Report every line in the entries below that contains the string "heading", matching case exactly.

§ Entries supplied:
★ ★ ★ ★

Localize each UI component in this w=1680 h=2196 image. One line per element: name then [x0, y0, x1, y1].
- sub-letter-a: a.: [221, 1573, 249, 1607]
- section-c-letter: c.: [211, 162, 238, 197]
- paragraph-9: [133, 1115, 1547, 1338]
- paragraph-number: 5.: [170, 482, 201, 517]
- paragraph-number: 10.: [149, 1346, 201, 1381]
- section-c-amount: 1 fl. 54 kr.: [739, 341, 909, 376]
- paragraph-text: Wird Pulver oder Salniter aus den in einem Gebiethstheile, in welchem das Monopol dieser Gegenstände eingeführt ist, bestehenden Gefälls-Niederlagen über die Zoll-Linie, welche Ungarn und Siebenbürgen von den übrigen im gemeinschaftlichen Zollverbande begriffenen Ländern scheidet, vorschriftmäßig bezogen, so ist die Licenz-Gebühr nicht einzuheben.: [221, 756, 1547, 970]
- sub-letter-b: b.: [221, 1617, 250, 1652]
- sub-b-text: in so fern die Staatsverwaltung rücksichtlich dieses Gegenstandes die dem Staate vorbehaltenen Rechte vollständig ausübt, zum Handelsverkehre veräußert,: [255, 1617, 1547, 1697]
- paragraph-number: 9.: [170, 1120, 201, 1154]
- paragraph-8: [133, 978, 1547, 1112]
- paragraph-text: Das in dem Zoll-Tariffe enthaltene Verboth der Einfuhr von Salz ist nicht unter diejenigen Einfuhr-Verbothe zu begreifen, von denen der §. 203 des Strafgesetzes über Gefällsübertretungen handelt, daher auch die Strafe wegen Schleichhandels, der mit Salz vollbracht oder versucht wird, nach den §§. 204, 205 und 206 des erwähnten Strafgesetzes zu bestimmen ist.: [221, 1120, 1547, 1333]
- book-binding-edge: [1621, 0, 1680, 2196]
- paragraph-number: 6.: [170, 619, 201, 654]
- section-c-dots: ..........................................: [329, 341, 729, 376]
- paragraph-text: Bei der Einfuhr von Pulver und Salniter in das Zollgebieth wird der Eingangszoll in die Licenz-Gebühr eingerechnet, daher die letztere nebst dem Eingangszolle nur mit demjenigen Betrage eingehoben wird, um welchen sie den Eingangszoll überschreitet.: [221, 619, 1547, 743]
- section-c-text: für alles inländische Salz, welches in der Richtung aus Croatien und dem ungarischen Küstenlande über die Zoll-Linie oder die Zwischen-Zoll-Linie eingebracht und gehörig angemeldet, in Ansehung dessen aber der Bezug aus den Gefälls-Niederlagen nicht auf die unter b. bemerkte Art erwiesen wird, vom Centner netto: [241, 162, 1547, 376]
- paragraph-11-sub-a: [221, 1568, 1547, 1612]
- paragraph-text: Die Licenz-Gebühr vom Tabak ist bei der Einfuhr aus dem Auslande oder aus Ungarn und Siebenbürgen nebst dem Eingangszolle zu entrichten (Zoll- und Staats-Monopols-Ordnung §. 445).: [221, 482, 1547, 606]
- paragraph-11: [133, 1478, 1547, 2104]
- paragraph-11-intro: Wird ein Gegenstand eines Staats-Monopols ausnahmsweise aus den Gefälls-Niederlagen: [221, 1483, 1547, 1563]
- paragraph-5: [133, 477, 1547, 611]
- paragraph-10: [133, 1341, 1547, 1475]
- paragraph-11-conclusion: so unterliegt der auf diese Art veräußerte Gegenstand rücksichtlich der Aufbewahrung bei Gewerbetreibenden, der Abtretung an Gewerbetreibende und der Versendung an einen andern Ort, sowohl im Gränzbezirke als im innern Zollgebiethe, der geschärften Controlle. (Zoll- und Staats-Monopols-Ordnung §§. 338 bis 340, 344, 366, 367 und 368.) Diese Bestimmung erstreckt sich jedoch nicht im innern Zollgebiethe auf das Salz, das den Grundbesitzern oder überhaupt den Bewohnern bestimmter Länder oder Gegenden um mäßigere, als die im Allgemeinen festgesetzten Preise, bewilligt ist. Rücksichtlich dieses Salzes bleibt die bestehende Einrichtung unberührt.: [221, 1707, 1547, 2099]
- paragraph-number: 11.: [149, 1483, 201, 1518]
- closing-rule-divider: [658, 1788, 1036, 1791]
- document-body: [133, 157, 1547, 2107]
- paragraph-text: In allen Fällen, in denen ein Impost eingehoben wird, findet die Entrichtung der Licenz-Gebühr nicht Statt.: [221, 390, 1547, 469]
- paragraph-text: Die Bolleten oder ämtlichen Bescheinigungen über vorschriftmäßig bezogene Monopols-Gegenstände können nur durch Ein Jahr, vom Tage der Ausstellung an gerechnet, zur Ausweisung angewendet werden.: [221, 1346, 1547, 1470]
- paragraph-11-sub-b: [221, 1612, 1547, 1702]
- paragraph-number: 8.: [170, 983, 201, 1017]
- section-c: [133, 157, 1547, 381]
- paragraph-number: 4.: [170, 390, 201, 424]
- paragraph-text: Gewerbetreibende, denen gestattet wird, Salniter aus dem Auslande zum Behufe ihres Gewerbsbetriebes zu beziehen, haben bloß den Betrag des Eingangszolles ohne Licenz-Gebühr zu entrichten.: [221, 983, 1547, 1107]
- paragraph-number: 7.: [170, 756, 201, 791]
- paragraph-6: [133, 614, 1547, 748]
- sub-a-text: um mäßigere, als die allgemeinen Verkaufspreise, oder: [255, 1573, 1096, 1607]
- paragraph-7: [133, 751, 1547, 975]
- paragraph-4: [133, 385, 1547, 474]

★ ★ ★ ★

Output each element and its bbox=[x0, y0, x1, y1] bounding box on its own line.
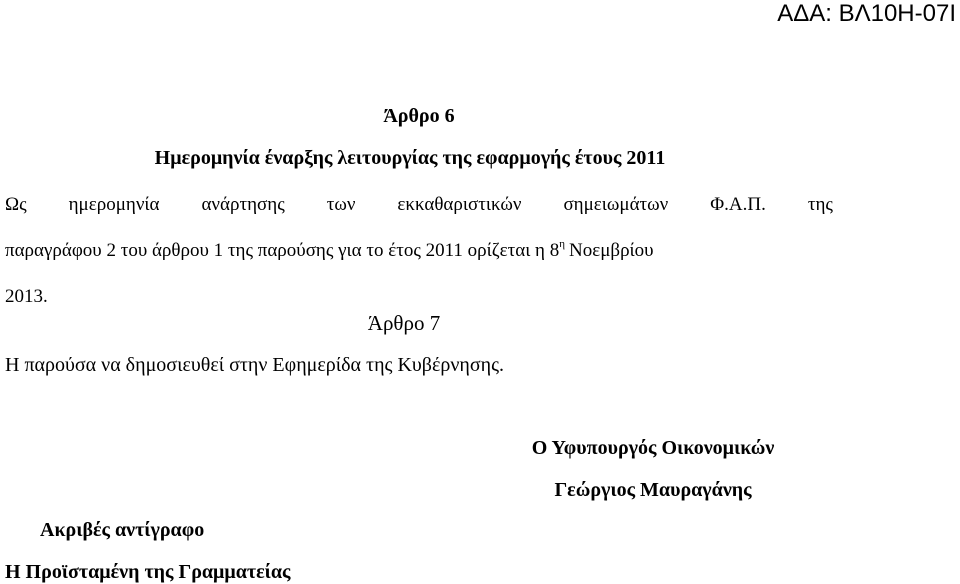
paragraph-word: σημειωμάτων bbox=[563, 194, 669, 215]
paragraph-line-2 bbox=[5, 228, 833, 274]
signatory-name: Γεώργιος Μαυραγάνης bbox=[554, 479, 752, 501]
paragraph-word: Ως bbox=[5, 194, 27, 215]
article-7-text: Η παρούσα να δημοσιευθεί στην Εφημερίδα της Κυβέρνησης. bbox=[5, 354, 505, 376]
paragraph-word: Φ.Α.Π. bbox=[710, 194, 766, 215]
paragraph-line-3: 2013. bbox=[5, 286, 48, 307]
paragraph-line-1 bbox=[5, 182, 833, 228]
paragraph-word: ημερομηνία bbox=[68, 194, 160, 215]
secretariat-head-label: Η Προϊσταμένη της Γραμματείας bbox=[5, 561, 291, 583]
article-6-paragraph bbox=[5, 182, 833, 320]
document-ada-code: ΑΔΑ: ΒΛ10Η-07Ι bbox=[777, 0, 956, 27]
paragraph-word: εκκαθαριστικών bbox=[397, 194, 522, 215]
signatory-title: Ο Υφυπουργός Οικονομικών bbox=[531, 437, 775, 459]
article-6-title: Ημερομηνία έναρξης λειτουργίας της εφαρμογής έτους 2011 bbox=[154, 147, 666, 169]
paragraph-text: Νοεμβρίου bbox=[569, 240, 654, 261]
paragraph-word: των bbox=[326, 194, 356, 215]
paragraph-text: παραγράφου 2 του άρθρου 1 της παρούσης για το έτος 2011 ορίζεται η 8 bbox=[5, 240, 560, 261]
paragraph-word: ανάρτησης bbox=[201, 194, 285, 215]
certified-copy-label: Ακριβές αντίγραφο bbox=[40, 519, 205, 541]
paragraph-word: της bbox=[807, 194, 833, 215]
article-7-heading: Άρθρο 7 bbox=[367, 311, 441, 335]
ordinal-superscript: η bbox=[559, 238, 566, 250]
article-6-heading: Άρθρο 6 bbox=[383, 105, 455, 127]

★ ★ ★ ★

§ The reply:
article-7-heading: Άρθρο 7 bbox=[367, 311, 441, 335]
article-6-heading: Άρθρο 6 bbox=[383, 105, 455, 127]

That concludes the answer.